==== Stored data ====

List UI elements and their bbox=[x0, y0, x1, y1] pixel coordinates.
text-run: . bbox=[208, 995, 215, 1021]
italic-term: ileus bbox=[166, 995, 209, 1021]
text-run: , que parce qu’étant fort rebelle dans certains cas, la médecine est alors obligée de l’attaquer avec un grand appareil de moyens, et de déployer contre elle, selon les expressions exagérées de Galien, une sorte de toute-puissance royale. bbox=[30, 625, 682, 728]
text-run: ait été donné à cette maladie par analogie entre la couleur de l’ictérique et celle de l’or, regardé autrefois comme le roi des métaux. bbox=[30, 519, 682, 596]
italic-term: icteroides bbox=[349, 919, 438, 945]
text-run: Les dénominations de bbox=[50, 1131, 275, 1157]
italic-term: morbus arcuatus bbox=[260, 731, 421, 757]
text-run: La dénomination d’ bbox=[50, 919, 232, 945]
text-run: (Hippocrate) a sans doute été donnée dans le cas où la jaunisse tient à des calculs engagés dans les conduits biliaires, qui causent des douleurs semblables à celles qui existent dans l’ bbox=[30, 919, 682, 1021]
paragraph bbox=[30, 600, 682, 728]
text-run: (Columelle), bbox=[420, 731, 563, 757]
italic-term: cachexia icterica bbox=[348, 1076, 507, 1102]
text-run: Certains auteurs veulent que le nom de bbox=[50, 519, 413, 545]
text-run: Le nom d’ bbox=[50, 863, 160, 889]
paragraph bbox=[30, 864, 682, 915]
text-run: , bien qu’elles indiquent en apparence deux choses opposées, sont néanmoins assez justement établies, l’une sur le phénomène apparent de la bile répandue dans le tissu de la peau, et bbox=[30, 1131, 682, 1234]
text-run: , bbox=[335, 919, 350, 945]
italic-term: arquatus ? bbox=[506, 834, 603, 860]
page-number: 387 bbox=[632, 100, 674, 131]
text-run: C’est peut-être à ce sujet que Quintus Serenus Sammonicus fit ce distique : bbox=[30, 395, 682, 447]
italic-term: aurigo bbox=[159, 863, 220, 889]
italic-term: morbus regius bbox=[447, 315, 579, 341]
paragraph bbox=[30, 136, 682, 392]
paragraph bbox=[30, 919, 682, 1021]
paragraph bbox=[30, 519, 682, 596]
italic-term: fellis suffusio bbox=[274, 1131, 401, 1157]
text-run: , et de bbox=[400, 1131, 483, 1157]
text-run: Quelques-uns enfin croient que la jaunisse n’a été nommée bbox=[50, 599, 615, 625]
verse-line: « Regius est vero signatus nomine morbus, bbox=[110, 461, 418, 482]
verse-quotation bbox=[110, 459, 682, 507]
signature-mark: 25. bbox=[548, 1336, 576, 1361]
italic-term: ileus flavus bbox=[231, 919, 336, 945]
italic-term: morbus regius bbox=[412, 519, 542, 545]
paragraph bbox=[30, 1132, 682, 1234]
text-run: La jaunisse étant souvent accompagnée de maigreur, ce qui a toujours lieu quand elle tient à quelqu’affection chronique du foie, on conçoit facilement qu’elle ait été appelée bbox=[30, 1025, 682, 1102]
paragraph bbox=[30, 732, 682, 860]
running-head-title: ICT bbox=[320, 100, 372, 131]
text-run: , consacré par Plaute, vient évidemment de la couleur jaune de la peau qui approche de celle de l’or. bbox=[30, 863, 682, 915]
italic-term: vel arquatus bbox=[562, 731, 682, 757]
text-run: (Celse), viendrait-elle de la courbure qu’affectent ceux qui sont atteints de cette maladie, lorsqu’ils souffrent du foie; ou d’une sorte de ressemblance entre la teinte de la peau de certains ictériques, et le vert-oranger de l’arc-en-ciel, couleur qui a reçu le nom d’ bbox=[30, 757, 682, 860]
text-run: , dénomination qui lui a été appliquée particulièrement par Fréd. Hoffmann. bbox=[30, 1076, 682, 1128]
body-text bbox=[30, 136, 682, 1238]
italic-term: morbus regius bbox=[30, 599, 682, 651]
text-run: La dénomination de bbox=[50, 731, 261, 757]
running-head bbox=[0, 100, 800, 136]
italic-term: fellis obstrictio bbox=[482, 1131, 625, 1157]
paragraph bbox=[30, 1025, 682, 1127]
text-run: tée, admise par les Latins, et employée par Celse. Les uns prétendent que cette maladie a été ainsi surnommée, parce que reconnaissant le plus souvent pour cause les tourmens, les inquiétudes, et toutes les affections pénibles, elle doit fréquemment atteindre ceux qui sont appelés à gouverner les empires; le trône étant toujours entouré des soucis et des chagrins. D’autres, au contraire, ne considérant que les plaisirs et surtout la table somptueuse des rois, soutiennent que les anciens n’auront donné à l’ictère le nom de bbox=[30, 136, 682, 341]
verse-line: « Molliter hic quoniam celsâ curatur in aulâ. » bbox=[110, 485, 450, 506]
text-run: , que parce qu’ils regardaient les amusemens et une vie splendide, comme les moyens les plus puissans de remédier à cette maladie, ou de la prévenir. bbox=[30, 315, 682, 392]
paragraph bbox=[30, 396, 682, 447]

====

List everything from the start of the records down to the line containing "italic-term: ileus bbox=[166, 995, 209, 1021]" as a numbered list, leaving out blank lines.

Answer to the task:
1. List UI elements and their bbox=[x0, y0, x1, y1] pixel coordinates.
2. text-run: . bbox=[208, 995, 215, 1021]
3. italic-term: ileus bbox=[166, 995, 209, 1021]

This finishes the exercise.